_Material to process_
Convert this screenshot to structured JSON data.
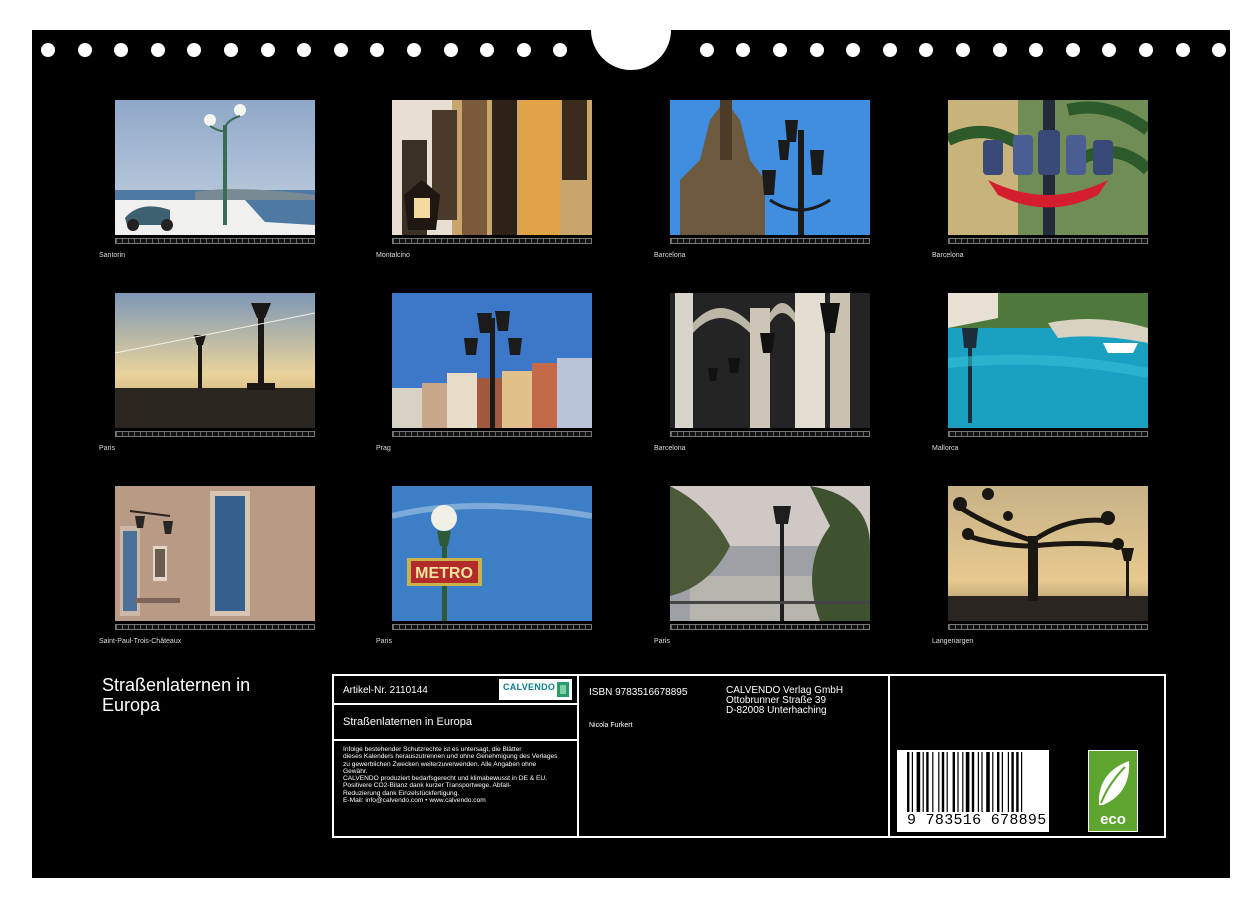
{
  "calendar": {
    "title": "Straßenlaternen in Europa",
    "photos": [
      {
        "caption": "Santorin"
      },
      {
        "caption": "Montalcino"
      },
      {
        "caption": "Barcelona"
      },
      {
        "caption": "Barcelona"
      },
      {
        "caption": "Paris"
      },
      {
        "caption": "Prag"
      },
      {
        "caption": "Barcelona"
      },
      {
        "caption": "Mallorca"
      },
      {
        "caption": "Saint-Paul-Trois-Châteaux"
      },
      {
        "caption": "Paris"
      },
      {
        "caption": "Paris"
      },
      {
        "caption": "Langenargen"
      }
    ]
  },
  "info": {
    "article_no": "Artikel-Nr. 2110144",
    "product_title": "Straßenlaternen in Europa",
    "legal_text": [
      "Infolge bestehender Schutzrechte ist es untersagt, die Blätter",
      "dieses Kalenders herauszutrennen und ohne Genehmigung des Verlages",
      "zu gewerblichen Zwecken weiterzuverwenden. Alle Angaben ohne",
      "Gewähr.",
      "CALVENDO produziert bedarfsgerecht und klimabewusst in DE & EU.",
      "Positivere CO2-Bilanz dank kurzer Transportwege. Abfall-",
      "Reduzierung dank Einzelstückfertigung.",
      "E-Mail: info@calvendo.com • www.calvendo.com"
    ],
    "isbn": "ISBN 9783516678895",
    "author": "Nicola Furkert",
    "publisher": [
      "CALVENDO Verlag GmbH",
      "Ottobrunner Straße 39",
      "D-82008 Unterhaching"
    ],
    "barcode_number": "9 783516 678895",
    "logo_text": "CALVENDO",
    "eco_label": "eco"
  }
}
* * *
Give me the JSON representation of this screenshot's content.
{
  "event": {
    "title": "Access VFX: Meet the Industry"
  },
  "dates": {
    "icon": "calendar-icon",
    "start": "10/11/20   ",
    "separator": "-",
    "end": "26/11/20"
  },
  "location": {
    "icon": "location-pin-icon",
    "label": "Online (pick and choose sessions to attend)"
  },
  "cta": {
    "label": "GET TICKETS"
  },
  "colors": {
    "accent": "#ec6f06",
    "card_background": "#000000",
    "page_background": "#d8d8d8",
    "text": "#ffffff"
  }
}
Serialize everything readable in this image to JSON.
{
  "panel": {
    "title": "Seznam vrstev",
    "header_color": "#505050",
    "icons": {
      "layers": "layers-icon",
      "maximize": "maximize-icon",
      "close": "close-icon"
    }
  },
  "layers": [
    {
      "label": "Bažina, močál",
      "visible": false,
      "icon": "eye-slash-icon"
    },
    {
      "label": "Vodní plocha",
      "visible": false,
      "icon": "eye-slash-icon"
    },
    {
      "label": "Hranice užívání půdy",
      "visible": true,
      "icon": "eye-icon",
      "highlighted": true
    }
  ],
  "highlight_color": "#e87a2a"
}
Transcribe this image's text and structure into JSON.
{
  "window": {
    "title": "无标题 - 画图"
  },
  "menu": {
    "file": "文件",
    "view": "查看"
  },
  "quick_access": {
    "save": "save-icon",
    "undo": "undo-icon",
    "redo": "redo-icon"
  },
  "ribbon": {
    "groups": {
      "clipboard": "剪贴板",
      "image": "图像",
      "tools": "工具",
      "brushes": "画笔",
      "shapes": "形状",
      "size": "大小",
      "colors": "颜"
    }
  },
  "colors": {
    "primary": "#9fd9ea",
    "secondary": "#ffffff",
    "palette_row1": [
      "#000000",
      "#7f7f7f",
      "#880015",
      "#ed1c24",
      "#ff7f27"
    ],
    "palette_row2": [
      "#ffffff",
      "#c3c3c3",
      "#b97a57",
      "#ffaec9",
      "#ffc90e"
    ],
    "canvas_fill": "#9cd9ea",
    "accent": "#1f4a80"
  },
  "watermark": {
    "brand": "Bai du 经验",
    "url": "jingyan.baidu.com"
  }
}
==
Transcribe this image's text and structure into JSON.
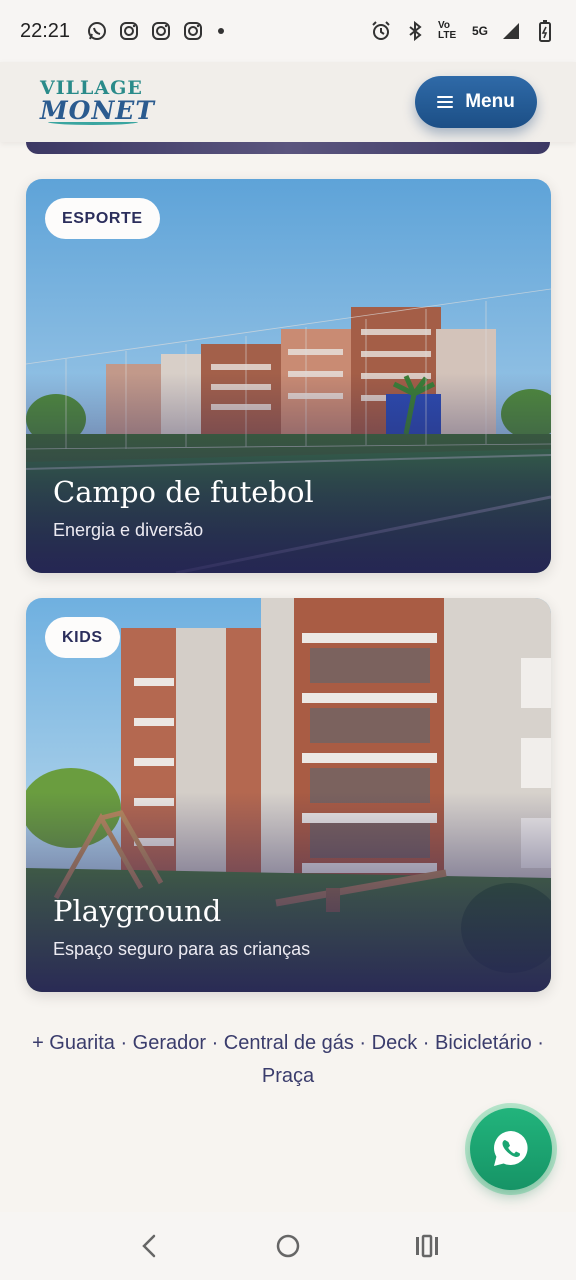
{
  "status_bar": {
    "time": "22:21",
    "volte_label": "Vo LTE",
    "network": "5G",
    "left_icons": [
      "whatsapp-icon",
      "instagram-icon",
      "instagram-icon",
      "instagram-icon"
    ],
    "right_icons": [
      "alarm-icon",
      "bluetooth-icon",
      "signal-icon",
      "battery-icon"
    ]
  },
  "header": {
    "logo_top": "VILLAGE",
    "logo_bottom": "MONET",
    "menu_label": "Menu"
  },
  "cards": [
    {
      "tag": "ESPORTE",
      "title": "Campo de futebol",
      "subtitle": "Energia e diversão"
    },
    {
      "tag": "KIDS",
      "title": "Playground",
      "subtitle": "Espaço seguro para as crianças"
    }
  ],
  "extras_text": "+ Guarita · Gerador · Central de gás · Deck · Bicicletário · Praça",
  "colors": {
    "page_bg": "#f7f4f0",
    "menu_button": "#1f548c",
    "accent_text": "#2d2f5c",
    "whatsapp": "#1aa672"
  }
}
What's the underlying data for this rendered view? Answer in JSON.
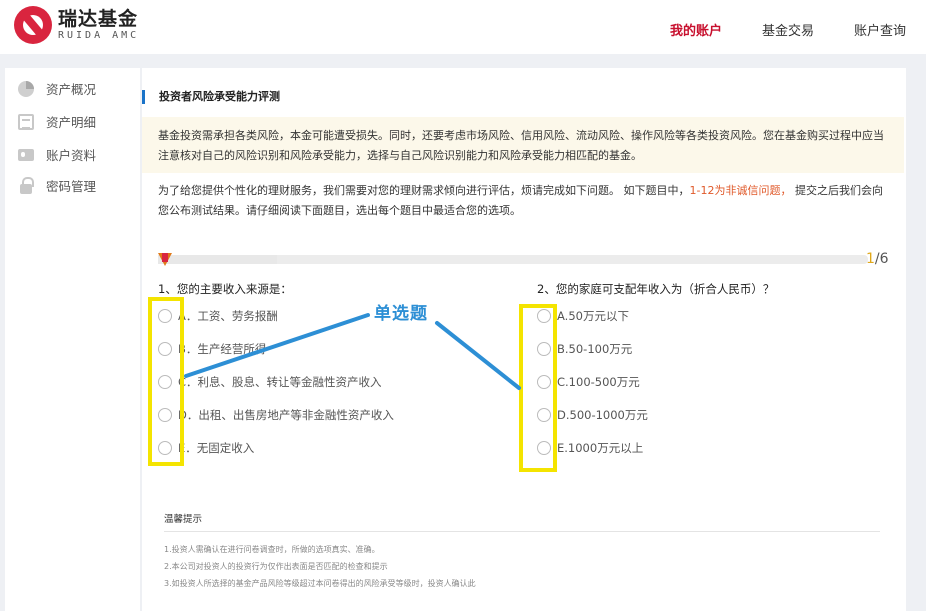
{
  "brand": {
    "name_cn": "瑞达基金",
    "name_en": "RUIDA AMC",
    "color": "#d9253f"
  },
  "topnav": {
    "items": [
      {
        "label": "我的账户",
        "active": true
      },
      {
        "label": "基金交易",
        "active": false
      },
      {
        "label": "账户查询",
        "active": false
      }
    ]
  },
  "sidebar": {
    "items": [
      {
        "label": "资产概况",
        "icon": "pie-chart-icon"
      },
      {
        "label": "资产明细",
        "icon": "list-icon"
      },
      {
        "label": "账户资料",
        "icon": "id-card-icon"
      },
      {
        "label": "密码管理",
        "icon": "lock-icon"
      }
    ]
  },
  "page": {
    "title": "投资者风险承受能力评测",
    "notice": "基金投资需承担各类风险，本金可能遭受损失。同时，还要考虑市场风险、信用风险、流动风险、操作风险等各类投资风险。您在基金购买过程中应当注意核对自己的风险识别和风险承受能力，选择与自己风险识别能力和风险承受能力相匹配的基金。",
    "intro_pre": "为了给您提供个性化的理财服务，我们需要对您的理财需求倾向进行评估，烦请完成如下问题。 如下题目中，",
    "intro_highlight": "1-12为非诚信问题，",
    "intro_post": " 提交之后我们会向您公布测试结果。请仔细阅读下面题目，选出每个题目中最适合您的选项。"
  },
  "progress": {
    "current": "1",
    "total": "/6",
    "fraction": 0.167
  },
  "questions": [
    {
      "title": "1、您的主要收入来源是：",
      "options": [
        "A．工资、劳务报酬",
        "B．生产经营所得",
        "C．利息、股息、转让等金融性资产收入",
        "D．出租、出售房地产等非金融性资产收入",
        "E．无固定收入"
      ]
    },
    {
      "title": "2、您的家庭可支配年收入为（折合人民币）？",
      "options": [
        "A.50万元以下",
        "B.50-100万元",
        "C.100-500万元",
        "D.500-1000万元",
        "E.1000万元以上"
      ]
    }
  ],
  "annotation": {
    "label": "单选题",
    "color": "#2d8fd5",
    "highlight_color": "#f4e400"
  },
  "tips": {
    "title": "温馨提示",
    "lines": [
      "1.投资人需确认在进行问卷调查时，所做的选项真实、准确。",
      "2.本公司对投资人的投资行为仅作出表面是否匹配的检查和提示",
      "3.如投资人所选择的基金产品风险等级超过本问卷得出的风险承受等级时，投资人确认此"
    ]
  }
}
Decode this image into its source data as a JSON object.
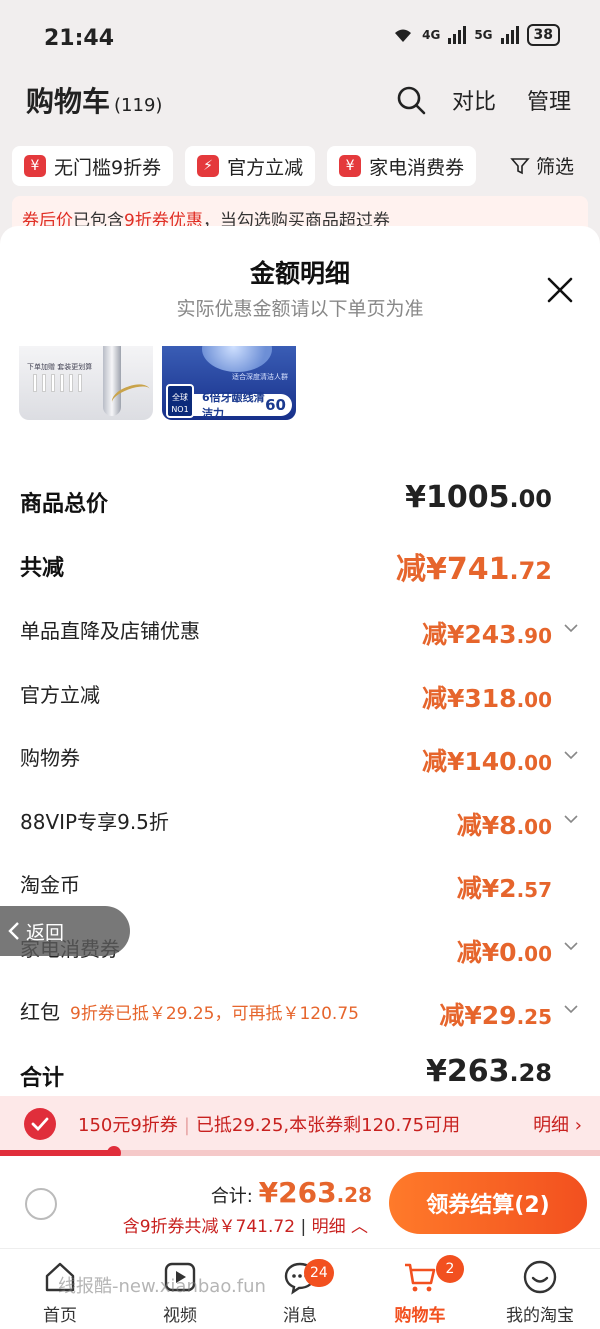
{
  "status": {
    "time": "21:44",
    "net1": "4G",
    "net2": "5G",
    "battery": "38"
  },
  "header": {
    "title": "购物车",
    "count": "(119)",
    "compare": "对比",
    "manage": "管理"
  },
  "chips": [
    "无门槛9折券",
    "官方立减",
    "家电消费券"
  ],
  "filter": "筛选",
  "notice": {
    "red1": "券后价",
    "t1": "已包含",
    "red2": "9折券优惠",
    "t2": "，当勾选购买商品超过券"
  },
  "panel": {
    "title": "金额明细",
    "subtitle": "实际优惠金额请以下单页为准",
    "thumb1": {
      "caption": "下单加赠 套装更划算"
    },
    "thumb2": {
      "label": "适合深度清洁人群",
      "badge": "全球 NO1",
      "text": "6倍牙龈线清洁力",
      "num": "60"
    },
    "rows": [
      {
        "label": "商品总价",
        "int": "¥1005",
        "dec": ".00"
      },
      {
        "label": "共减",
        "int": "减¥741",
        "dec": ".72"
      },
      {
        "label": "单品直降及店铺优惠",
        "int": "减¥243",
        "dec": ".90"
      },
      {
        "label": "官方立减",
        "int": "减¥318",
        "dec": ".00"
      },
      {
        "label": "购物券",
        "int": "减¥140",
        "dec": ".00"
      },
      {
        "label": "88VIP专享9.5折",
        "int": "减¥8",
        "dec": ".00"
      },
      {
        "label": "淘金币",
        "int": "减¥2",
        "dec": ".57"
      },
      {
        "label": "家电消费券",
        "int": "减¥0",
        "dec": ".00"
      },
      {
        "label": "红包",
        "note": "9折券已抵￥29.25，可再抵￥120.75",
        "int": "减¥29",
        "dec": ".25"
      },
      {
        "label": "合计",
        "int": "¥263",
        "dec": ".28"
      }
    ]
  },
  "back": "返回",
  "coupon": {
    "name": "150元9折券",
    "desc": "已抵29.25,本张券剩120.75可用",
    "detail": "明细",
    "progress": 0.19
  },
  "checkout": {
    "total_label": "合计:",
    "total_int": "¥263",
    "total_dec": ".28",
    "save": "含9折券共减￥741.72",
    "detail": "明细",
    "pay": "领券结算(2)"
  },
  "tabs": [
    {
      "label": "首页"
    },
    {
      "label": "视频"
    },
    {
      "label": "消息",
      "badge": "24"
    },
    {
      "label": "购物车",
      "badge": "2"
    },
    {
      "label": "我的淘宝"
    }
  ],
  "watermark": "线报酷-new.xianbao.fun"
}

_Exercise prompt_
Scan the records above for the string "watermark", then select every line that holds it.

_Answer to the problem_
  "watermark": {
  "watermark": "线报酷-new.xianbao.fun"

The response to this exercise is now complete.